[Raw records]
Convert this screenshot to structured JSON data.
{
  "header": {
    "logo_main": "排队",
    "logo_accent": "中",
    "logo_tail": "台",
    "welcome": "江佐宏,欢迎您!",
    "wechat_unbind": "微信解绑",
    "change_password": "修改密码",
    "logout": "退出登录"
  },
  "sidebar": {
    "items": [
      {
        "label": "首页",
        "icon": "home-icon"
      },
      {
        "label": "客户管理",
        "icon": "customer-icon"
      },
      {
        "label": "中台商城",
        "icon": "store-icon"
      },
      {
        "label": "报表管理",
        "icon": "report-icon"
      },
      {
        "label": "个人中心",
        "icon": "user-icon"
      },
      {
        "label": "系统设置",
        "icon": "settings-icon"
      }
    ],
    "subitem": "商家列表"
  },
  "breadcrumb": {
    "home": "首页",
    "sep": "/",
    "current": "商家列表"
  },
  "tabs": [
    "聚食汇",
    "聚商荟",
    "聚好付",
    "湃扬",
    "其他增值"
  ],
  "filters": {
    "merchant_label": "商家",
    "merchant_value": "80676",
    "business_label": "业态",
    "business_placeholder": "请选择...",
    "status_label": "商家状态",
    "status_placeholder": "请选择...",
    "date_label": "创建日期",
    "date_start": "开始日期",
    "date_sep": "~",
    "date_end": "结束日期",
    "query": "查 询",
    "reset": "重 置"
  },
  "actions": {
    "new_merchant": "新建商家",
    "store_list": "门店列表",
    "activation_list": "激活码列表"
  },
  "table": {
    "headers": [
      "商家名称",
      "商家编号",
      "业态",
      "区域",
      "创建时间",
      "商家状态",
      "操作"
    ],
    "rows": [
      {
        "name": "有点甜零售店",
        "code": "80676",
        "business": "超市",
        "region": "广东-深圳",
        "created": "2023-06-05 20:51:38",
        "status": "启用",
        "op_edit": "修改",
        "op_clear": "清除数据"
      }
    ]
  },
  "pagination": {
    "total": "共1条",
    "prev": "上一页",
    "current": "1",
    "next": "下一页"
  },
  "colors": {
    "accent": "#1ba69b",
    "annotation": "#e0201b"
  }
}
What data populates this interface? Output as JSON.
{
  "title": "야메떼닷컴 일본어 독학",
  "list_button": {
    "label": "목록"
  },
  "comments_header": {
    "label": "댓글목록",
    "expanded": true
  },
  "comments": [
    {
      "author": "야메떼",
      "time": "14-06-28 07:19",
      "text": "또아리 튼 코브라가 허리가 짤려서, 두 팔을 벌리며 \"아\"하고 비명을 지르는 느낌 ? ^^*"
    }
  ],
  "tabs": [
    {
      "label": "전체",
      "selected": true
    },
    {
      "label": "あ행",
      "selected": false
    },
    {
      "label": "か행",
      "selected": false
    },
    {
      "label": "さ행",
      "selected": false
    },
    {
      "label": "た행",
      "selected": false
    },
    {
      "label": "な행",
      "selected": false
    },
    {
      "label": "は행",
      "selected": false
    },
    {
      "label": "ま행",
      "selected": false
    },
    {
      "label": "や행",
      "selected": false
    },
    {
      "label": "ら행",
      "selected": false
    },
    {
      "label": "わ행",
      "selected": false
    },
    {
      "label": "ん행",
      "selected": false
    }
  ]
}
* * *
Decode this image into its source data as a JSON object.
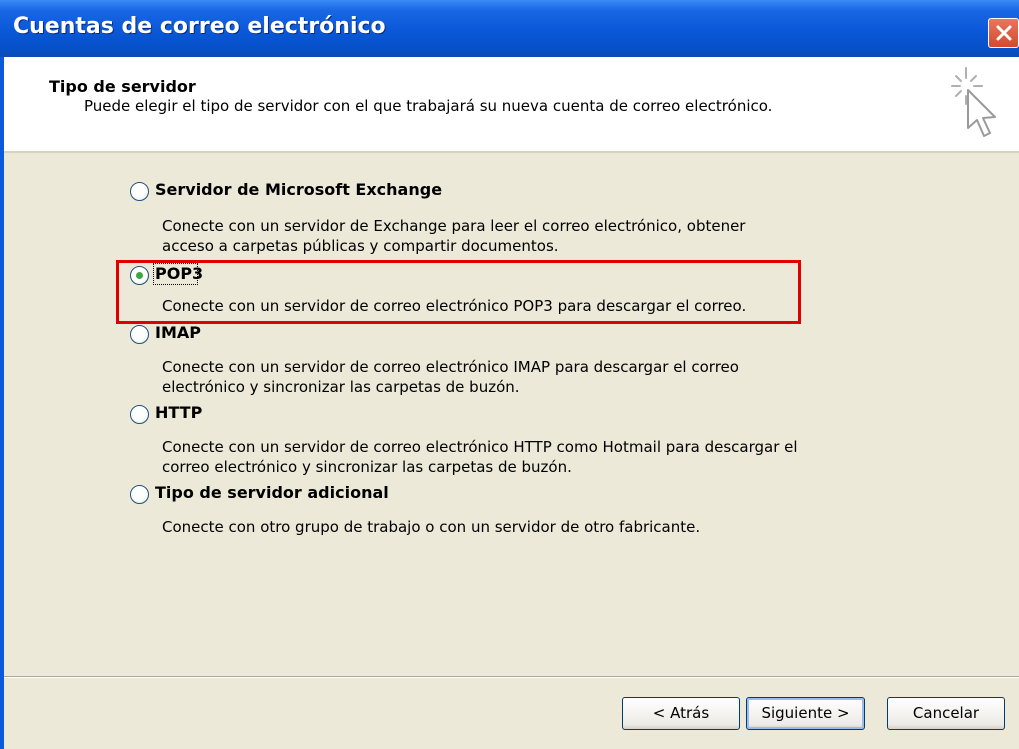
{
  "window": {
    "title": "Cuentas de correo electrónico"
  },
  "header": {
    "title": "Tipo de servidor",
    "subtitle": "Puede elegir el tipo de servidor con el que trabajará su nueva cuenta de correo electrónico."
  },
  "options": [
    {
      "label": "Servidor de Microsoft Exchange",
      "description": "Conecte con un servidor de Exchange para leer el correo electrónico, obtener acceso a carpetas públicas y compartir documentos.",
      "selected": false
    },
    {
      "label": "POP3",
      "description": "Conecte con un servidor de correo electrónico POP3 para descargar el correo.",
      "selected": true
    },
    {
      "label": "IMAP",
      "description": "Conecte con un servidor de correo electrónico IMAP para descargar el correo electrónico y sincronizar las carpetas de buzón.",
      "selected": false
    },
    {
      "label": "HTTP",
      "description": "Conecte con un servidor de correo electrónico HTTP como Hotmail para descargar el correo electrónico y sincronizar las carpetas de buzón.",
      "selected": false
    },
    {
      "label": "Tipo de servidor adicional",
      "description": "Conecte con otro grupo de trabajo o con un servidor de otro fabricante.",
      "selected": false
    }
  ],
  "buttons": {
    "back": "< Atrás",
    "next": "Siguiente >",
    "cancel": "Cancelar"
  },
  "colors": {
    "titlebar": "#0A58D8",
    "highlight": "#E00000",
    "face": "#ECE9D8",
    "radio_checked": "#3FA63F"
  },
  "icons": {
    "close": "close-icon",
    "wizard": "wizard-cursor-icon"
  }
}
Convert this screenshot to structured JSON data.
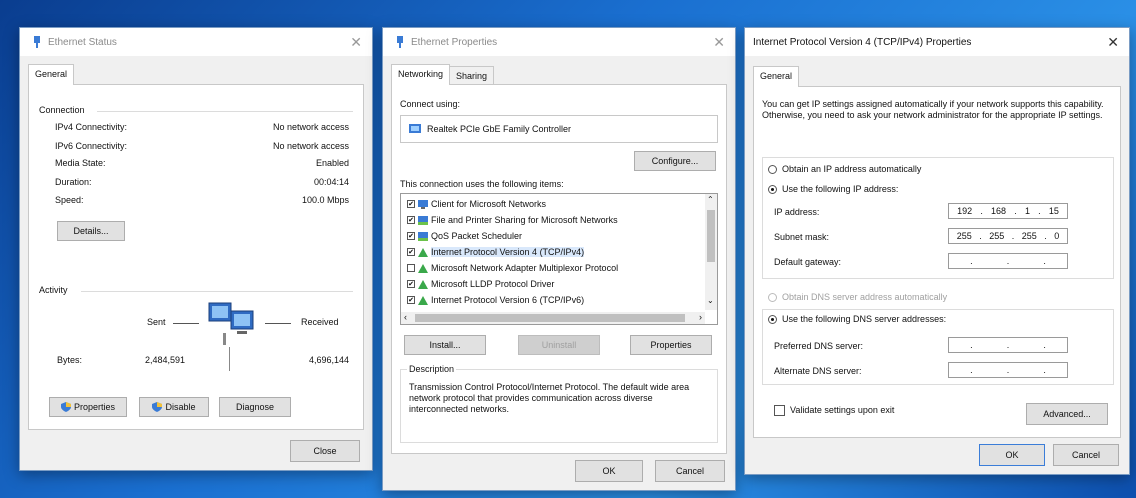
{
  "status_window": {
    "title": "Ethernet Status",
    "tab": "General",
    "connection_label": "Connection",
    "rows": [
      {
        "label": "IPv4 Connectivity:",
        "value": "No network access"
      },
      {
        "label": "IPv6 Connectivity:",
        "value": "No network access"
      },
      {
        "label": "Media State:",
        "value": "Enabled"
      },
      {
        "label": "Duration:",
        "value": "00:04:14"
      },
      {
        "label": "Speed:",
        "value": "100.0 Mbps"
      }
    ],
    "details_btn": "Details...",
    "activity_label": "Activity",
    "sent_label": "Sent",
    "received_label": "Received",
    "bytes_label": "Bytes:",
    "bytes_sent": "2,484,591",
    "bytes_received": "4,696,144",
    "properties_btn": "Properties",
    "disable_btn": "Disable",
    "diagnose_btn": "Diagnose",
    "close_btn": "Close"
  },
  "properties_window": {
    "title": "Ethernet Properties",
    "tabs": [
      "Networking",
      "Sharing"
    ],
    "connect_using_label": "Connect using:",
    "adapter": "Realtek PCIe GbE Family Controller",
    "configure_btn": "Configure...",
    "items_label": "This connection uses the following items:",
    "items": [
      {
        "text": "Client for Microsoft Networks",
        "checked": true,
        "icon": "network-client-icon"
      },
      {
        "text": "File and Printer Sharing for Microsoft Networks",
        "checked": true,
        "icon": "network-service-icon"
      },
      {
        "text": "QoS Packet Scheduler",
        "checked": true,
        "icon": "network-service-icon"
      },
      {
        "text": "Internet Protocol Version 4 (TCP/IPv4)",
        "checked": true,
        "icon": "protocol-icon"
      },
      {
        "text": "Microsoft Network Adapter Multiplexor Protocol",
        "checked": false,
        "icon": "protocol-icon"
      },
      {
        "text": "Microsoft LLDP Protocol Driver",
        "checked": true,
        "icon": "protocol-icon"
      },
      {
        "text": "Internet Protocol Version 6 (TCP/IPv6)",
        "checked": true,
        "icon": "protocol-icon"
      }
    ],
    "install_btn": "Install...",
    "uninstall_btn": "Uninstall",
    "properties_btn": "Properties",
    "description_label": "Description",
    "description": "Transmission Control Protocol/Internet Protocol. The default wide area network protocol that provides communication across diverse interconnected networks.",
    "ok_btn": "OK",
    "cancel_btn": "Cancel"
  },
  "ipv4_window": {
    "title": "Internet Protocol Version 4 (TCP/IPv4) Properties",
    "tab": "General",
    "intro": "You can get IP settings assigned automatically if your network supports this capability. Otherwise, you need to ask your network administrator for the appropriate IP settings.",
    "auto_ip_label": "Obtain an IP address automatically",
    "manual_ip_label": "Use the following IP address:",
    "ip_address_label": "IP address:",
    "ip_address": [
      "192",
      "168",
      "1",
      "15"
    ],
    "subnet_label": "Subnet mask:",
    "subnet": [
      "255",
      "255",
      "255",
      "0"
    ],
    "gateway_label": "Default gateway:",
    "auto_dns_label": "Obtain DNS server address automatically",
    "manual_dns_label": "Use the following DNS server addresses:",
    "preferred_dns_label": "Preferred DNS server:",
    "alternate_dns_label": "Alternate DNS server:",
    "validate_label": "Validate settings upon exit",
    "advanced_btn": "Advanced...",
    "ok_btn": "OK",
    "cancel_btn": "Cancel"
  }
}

- [TASK STATEMENT]:
Wherever "data" shows up in a line, copy that line.

- [RESULT]:
Convert this screenshot to structured JSON data.
What data populates this interface? Output as JSON.
Decode this image into its source data as a JSON object.
Convert this screenshot to structured JSON data.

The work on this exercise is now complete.